"""

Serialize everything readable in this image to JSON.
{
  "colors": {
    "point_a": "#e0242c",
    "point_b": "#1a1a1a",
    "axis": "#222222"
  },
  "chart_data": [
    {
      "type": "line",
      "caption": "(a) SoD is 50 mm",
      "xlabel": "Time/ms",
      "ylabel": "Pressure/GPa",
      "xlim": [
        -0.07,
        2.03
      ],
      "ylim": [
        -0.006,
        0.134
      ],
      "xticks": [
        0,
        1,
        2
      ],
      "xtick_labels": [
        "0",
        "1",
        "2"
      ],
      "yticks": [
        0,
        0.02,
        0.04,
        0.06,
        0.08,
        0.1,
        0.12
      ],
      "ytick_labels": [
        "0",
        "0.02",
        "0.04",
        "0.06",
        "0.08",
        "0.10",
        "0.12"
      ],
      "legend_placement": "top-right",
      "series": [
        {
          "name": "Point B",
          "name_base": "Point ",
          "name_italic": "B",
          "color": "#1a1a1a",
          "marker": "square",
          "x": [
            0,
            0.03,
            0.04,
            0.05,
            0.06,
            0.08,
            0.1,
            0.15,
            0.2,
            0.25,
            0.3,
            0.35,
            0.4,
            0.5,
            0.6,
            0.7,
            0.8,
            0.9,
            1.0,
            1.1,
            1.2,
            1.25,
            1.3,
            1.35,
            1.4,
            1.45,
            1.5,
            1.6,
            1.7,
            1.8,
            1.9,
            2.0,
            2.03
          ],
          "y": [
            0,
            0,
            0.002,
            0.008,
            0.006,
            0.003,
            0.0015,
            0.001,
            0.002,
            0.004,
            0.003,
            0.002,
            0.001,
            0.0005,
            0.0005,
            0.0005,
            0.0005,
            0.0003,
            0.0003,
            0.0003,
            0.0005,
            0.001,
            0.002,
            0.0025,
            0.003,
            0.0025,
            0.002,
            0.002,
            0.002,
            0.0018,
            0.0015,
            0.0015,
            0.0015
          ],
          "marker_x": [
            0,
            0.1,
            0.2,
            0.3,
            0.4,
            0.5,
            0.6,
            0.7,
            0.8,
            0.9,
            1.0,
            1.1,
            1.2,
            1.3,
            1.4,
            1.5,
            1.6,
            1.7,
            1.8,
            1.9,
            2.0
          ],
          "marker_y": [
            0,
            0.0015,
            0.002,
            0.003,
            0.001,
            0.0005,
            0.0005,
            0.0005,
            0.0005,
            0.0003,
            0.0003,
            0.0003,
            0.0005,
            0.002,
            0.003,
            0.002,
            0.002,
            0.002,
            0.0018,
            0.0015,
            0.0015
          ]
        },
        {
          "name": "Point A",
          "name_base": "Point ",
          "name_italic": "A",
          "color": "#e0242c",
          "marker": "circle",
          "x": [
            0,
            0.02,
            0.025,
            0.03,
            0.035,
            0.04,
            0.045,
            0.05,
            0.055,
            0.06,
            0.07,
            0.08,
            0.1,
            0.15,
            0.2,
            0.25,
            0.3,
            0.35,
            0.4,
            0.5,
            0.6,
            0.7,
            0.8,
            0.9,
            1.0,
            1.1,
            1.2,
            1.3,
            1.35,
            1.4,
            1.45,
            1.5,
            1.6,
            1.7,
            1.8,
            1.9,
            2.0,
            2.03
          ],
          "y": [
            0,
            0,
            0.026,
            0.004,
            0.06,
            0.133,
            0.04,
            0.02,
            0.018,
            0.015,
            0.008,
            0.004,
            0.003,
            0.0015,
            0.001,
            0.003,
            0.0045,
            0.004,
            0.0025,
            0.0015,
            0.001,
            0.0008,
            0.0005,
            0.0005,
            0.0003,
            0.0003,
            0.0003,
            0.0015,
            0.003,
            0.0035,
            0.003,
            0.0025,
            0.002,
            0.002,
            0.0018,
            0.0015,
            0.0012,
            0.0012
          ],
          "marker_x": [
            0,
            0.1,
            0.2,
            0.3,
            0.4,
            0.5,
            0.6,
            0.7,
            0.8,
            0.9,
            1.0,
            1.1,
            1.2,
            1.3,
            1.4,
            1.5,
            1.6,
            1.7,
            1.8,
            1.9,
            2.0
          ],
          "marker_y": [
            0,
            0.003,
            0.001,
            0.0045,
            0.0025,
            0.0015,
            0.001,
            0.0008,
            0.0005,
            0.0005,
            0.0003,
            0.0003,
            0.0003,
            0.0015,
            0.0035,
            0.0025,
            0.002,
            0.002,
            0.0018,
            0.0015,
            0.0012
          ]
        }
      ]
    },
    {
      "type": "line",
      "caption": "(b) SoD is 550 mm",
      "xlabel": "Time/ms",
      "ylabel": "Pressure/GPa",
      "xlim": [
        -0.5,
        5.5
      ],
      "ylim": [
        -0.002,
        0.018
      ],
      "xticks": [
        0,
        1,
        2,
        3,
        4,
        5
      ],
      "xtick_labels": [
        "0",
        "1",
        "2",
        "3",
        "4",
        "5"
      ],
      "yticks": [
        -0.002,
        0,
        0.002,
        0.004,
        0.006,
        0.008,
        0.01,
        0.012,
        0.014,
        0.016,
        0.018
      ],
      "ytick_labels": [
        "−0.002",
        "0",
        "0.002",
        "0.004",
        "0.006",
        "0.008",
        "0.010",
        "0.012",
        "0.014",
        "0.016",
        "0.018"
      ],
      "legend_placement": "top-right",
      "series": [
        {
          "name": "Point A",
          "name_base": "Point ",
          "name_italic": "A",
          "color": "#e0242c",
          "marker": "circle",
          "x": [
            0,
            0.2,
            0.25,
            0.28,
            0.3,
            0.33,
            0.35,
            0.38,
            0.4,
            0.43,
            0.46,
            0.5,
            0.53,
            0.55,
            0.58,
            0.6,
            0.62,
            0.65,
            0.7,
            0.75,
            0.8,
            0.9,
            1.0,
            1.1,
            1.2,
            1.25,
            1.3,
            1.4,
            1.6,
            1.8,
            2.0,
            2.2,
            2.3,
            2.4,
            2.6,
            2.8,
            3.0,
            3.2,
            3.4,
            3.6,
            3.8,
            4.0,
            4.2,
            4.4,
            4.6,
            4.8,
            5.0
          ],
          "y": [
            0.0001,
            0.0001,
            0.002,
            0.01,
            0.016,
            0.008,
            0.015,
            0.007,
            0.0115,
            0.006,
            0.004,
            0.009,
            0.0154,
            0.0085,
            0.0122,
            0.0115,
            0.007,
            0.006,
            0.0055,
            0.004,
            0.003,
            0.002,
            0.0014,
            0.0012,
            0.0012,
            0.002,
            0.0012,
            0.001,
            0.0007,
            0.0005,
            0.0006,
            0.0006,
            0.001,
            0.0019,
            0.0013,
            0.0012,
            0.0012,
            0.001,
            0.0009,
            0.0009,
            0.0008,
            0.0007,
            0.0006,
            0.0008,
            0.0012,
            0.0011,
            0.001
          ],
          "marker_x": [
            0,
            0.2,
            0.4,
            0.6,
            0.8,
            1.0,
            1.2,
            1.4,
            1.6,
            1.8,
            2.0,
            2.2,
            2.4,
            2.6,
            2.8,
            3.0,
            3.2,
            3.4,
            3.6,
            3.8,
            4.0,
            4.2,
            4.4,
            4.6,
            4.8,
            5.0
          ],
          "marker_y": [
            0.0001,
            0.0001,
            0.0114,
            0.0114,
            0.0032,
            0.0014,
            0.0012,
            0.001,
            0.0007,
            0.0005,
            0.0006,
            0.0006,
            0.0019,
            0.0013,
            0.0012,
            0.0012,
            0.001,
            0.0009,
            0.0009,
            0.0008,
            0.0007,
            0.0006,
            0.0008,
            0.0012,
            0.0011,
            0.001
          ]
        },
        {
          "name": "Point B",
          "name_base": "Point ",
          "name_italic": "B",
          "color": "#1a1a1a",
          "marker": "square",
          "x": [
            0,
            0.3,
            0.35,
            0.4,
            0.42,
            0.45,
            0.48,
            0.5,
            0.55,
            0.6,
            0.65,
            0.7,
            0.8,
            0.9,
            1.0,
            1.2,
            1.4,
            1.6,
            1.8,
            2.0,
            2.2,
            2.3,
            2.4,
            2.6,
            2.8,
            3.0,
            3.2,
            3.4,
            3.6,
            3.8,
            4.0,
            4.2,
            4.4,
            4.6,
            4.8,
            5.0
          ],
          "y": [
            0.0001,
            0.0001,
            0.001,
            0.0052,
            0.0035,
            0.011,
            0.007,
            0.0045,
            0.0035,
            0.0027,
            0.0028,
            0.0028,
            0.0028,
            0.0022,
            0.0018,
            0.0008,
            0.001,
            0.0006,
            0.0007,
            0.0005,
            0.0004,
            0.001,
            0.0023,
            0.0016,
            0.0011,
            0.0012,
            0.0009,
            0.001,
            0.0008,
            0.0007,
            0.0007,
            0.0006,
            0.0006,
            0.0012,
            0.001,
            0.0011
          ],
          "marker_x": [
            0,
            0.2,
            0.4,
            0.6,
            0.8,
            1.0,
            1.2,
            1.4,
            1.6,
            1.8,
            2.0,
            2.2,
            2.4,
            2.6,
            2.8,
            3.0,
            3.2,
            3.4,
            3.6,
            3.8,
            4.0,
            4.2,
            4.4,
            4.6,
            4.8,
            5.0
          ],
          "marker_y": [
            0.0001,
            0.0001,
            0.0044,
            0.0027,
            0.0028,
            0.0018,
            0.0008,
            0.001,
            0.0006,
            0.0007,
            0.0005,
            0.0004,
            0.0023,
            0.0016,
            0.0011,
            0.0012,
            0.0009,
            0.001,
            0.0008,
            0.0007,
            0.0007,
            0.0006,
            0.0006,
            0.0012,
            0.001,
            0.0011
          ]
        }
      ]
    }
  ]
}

"""

• Task requirements: Say how many lines have the string "caption" in them, offering no words beyond the number.

• Complete answer: 2